• **GOAL OF THE EXERCISE**
Check every line below for the word "source" and show those that hold it.
═══
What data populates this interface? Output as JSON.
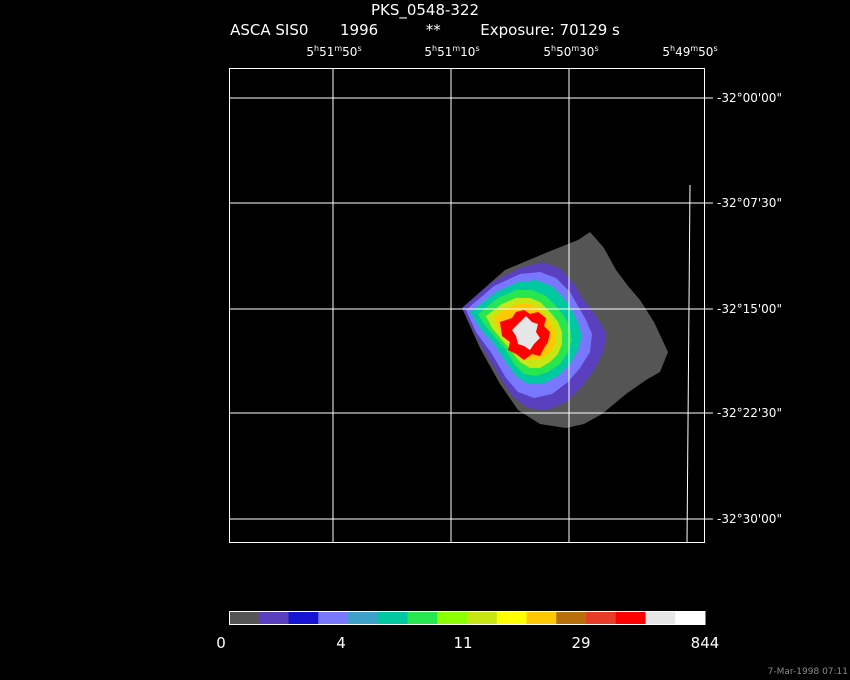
{
  "header": {
    "object": "PKS_0548-322",
    "instrument": "ASCA SIS0",
    "year": "1996",
    "marker": "**",
    "exposure": "Exposure: 70129 s"
  },
  "ra_ticks": [
    {
      "h": "5",
      "m": "51",
      "s": "50"
    },
    {
      "h": "5",
      "m": "51",
      "s": "10"
    },
    {
      "h": "5",
      "m": "50",
      "s": "30"
    },
    {
      "h": "5",
      "m": "49",
      "s": "50"
    }
  ],
  "dec_ticks": [
    "-32°00'00\"",
    "-32°07'30\"",
    "-32°15'00\"",
    "-32°22'30\"",
    "-32°30'00\""
  ],
  "colorbar": {
    "labels": [
      "0",
      "4",
      "11",
      "29",
      "844"
    ],
    "colors": [
      "#555555",
      "#5a3fbf",
      "#1414d2",
      "#7878ff",
      "#3ca0c8",
      "#00c8a0",
      "#28e650",
      "#8cff00",
      "#c8e614",
      "#ffff00",
      "#ffc800",
      "#b86e0a",
      "#e63c28",
      "#ff0000",
      "#e6e6e6",
      "#ffffff"
    ]
  },
  "timestamp": "7-Mar-1998 07:11"
}
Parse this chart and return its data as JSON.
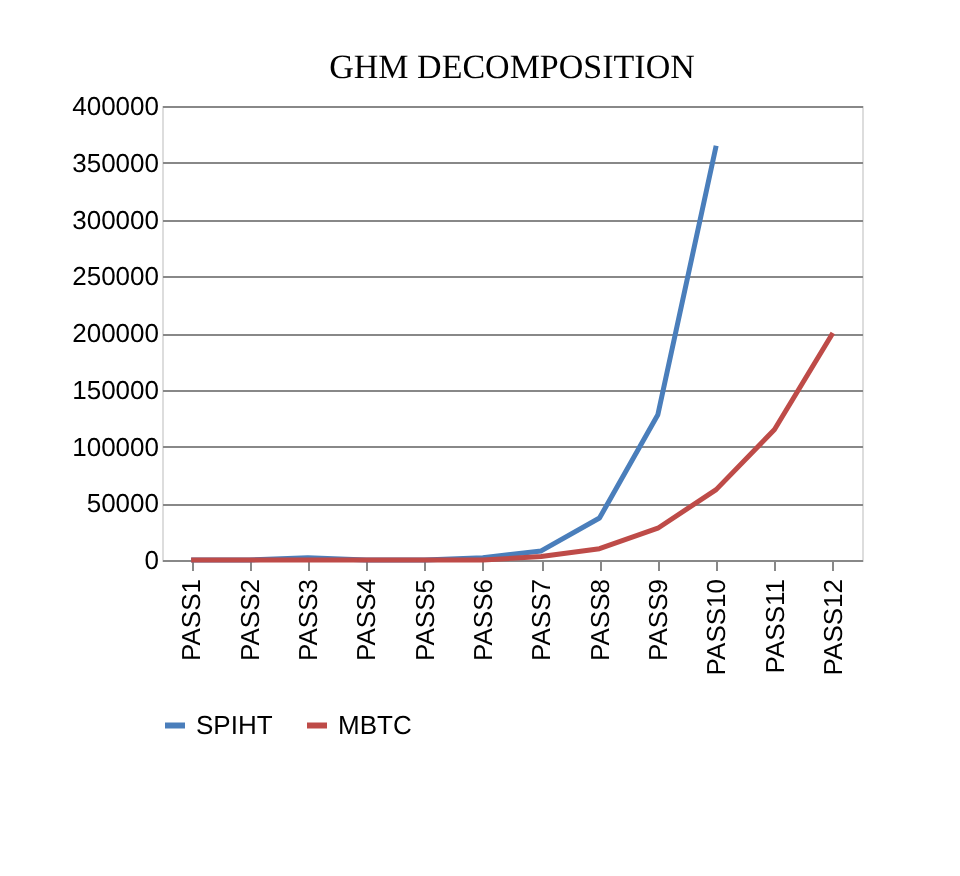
{
  "chart_data": {
    "type": "line",
    "title": "GHM DECOMPOSITION",
    "categories": [
      "PASS1",
      "PASS2",
      "PASS3",
      "PASS4",
      "PASS5",
      "PASS6",
      "PASS7",
      "PASS8",
      "PASS9",
      "PASS10",
      "PASS11",
      "PASS12"
    ],
    "series": [
      {
        "name": "SPIHT",
        "color": "#4a7ebb",
        "values": [
          0,
          0,
          2000,
          0,
          0,
          2000,
          8000,
          37000,
          128000,
          365000,
          null,
          null
        ]
      },
      {
        "name": "MBTC",
        "color": "#be4b48",
        "values": [
          0,
          0,
          0,
          0,
          0,
          0,
          3000,
          10000,
          28000,
          62000,
          115000,
          200000
        ]
      }
    ],
    "ylim": [
      0,
      400000
    ],
    "yticks": [
      0,
      50000,
      100000,
      150000,
      200000,
      250000,
      300000,
      350000,
      400000
    ],
    "grid": "y",
    "legend": "bottom",
    "marker": "none",
    "line_style": "solid"
  }
}
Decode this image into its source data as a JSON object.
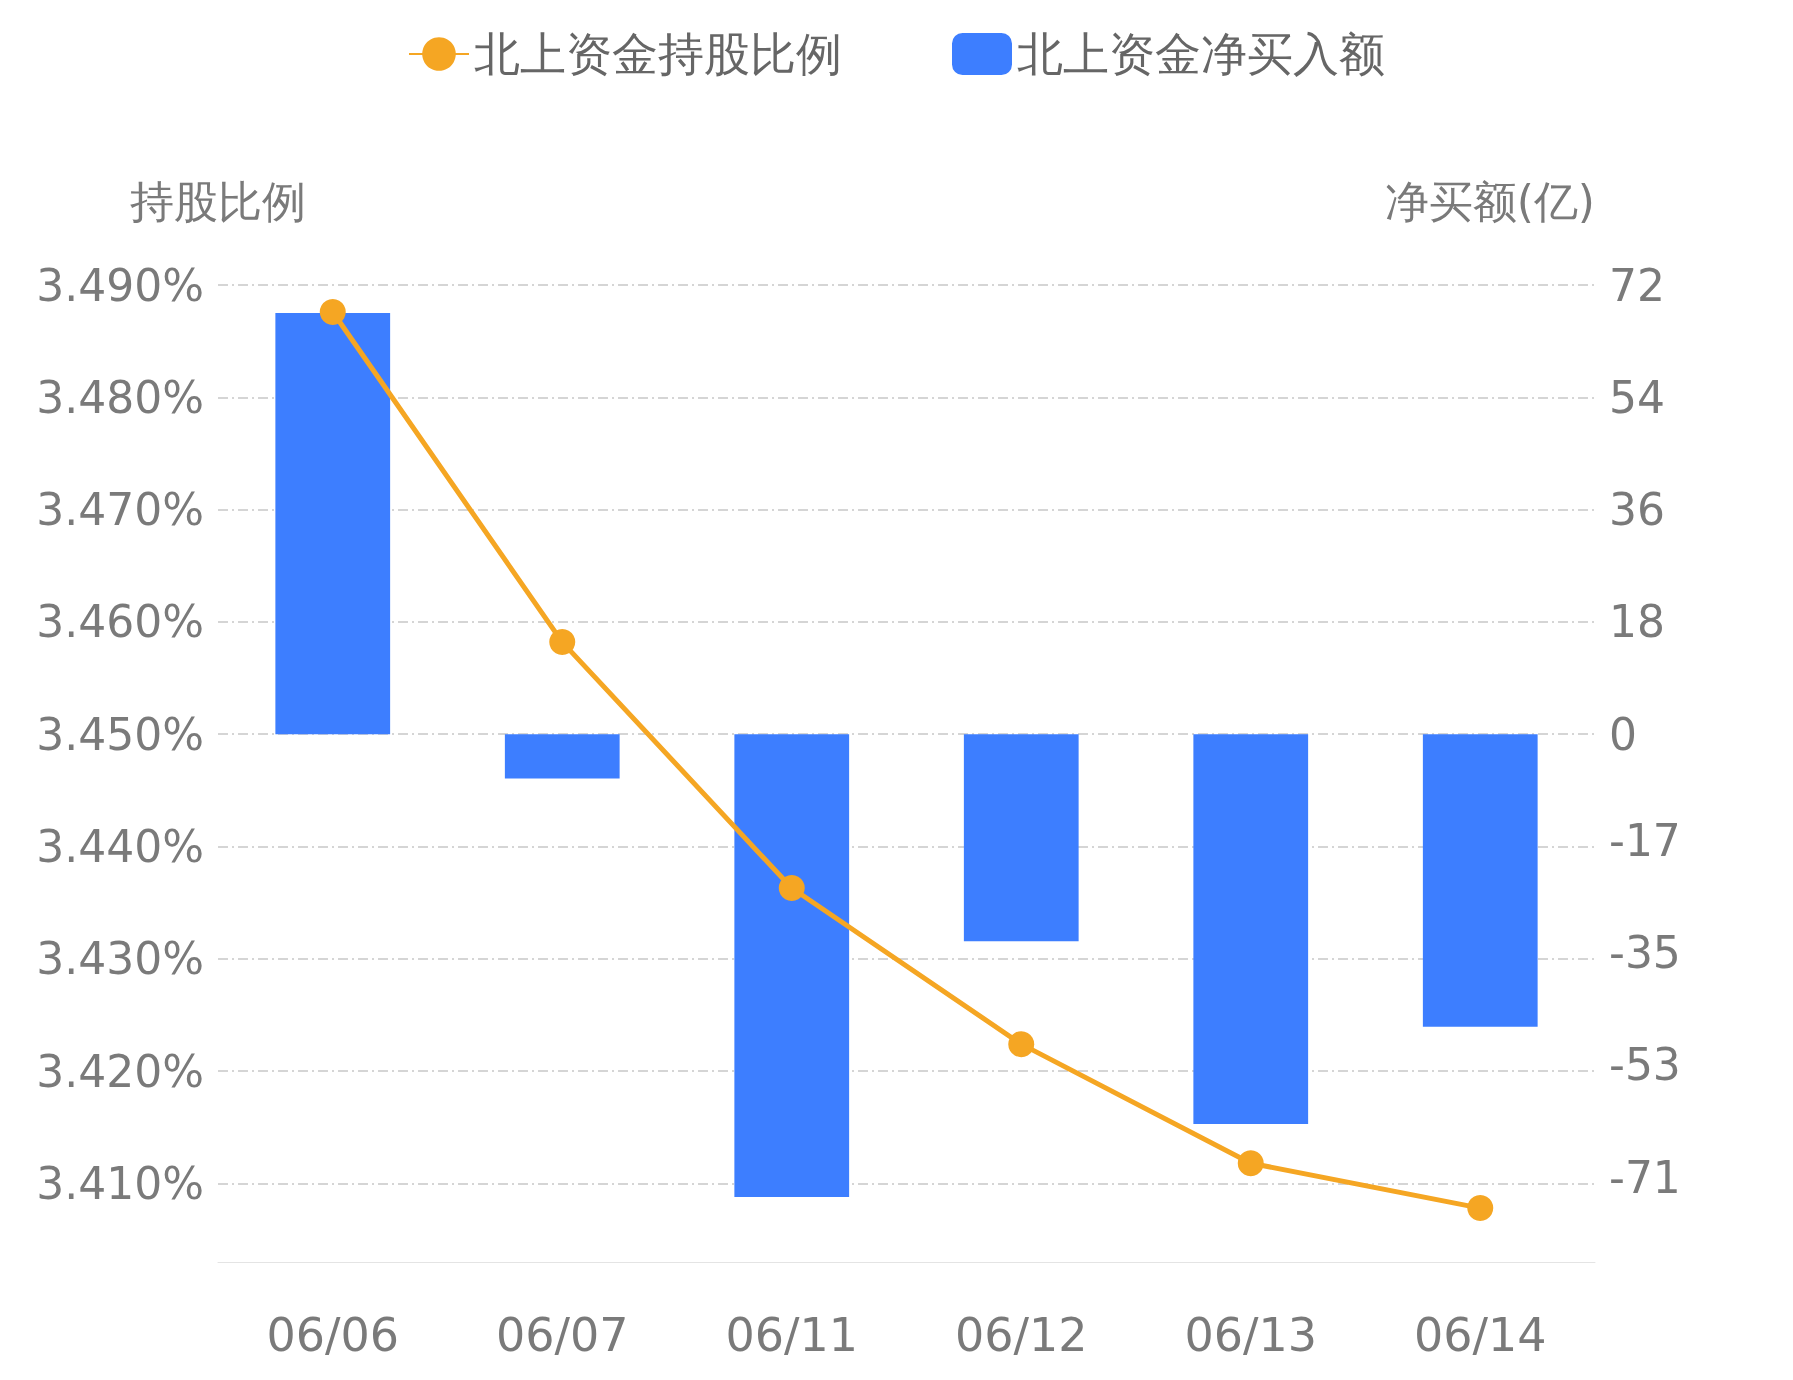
{
  "chart_data": {
    "type": "bar",
    "categories": [
      "06/06",
      "06/07",
      "06/11",
      "06/12",
      "06/13",
      "06/14"
    ],
    "ylabel": "持股比例",
    "y2label": "净买额(亿)",
    "series": [
      {
        "name": "北上资金持股比例",
        "type": "line",
        "color": "#f5a623",
        "values": [
          3.4876,
          3.4582,
          3.4363,
          3.4224,
          3.4118,
          3.4078
        ]
      },
      {
        "name": "北上资金净买入额",
        "axis": "y2",
        "color": "#3d7eff",
        "values": [
          67.5,
          -7.1,
          -74.2,
          -33.2,
          -62.5,
          -46.9
        ]
      }
    ],
    "ylim": [
      3.403,
      3.49
    ],
    "yticks": [
      {
        "value": 3.41,
        "label": "3.410%"
      },
      {
        "value": 3.42,
        "label": "3.420%"
      },
      {
        "value": 3.43,
        "label": "3.430%"
      },
      {
        "value": 3.44,
        "label": "3.440%"
      },
      {
        "value": 3.45,
        "label": "3.450%"
      },
      {
        "value": 3.46,
        "label": "3.460%"
      },
      {
        "value": 3.47,
        "label": "3.470%"
      },
      {
        "value": 3.48,
        "label": "3.480%"
      },
      {
        "value": 3.49,
        "label": "3.490%"
      }
    ],
    "y2lim": [
      -84.6,
      72
    ],
    "y2ticks": [
      -71,
      -53,
      -35,
      -17,
      0,
      18,
      36,
      54,
      72
    ],
    "grid": "y",
    "legend": "top",
    "marker": "circle",
    "line_style": "solid"
  }
}
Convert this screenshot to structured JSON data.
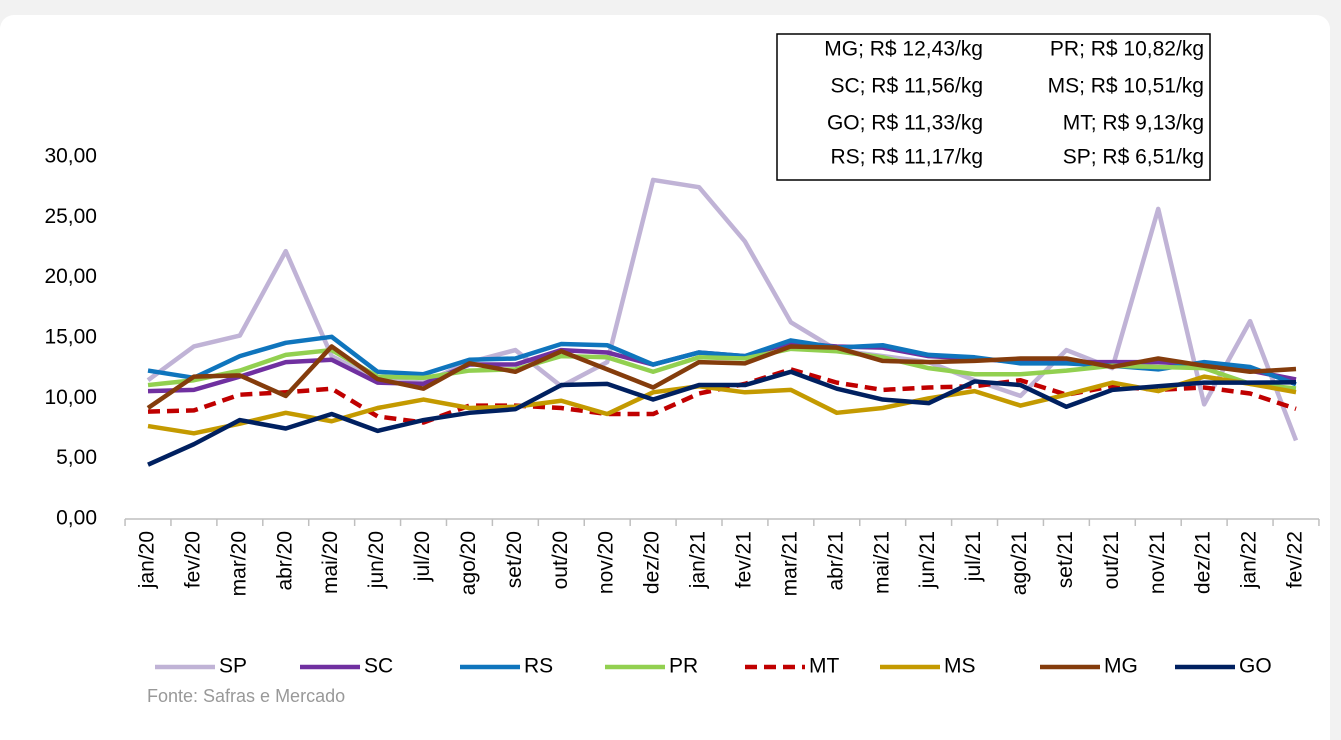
{
  "chart_data": {
    "type": "line",
    "categories": [
      "jan/20",
      "fev/20",
      "mar/20",
      "abr/20",
      "mai/20",
      "jun/20",
      "jul/20",
      "ago/20",
      "set/20",
      "out/20",
      "nov/20",
      "dez/20",
      "jan/21",
      "fev/21",
      "mar/21",
      "abr/21",
      "mai/21",
      "jun/21",
      "jul/21",
      "ago/21",
      "set/21",
      "out/21",
      "nov/21",
      "dez/21",
      "jan/22",
      "fev/22"
    ],
    "series": [
      {
        "name": "SP",
        "color": "#c0b3d6",
        "values": [
          11.5,
          14.3,
          15.2,
          22.2,
          13.5,
          11.5,
          11.3,
          13,
          14,
          11,
          13,
          28.1,
          27.5,
          23,
          16.3,
          14,
          13.5,
          13,
          11.5,
          10.2,
          14,
          12.5,
          25.7,
          9.5,
          16.4,
          6.51
        ]
      },
      {
        "name": "SC",
        "color": "#7030a0",
        "values": [
          10.6,
          10.7,
          11.8,
          13,
          13.2,
          11.3,
          11.2,
          12.8,
          12.8,
          14,
          13.8,
          12.8,
          13.8,
          13.5,
          14.6,
          14.3,
          14.2,
          13.5,
          13.3,
          13,
          13,
          13,
          13,
          12.8,
          12.3,
          11.56
        ]
      },
      {
        "name": "RS",
        "color": "#0f75bd",
        "values": [
          12.3,
          11.7,
          13.5,
          14.6,
          15.1,
          12.2,
          12,
          13.2,
          13.3,
          14.5,
          14.4,
          12.8,
          13.8,
          13.5,
          14.8,
          14.2,
          14.4,
          13.6,
          13.4,
          12.9,
          12.9,
          12.7,
          12.4,
          13,
          12.6,
          11.17
        ]
      },
      {
        "name": "PR",
        "color": "#92d050",
        "values": [
          11.1,
          11.5,
          12.3,
          13.6,
          14,
          11.8,
          11.7,
          12.3,
          12.4,
          13.5,
          13.4,
          12.2,
          13.4,
          13.3,
          14.1,
          13.9,
          13.4,
          12.5,
          12,
          12,
          12.3,
          12.7,
          12.6,
          12.5,
          11.2,
          10.82
        ]
      },
      {
        "name": "MT",
        "color": "#c00000",
        "dashed": true,
        "values": [
          8.9,
          9,
          10.3,
          10.5,
          10.8,
          8.5,
          8,
          9.4,
          9.4,
          9.2,
          8.7,
          8.7,
          10.4,
          11.2,
          12.4,
          11.3,
          10.7,
          10.9,
          11,
          11.5,
          10.3,
          11,
          10.7,
          10.9,
          10.4,
          9.13
        ]
      },
      {
        "name": "MS",
        "color": "#c49a00",
        "values": [
          7.7,
          7.1,
          7.9,
          8.8,
          8.1,
          9.2,
          9.9,
          9.2,
          9.3,
          9.8,
          8.7,
          10.5,
          11,
          10.5,
          10.7,
          8.8,
          9.2,
          10,
          10.6,
          9.4,
          10.3,
          11.3,
          10.6,
          11.8,
          11.2,
          10.51
        ]
      },
      {
        "name": "MG",
        "color": "#843c0c",
        "values": [
          9.2,
          11.8,
          11.9,
          10.2,
          14.3,
          11.6,
          10.8,
          12.9,
          12.2,
          13.9,
          12.4,
          10.9,
          13,
          12.9,
          14.3,
          14.2,
          13.1,
          13,
          13.1,
          13.3,
          13.3,
          12.6,
          13.3,
          12.7,
          12.2,
          12.43
        ]
      },
      {
        "name": "GO",
        "color": "#002060",
        "values": [
          4.5,
          6.2,
          8.2,
          7.5,
          8.7,
          7.3,
          8.2,
          8.8,
          9.1,
          11.1,
          11.2,
          9.9,
          11.1,
          11.1,
          12.2,
          10.8,
          9.9,
          9.6,
          11.4,
          11.1,
          9.3,
          10.7,
          11,
          11.3,
          11.3,
          11.33
        ]
      }
    ],
    "ylim": [
      0,
      30
    ],
    "yticks": [
      {
        "value": 0,
        "label": "0,00"
      },
      {
        "value": 5,
        "label": "5,00"
      },
      {
        "value": 10,
        "label": "10,00"
      },
      {
        "value": 15,
        "label": "15,00"
      },
      {
        "value": 20,
        "label": "20,00"
      },
      {
        "value": 25,
        "label": "25,00"
      },
      {
        "value": 30,
        "label": "30,00"
      }
    ],
    "annotations": [
      "MG; R$ 12,43/kg",
      "PR; R$ 10,82/kg",
      "SC; R$ 11,56/kg",
      "MS; R$ 10,51/kg",
      "GO; R$ 11,33/kg",
      "MT; R$ 9,13/kg",
      "RS; R$ 11,17/kg",
      "SP; R$ 6,51/kg"
    ],
    "source": "Fonte: Safras e Mercado",
    "legend": "bottom"
  }
}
═══
• **SOLUTION TO THIS TASK**
Decode this image into its source data as a JSON object.
    "source": "Fonte: Safras e Mercado",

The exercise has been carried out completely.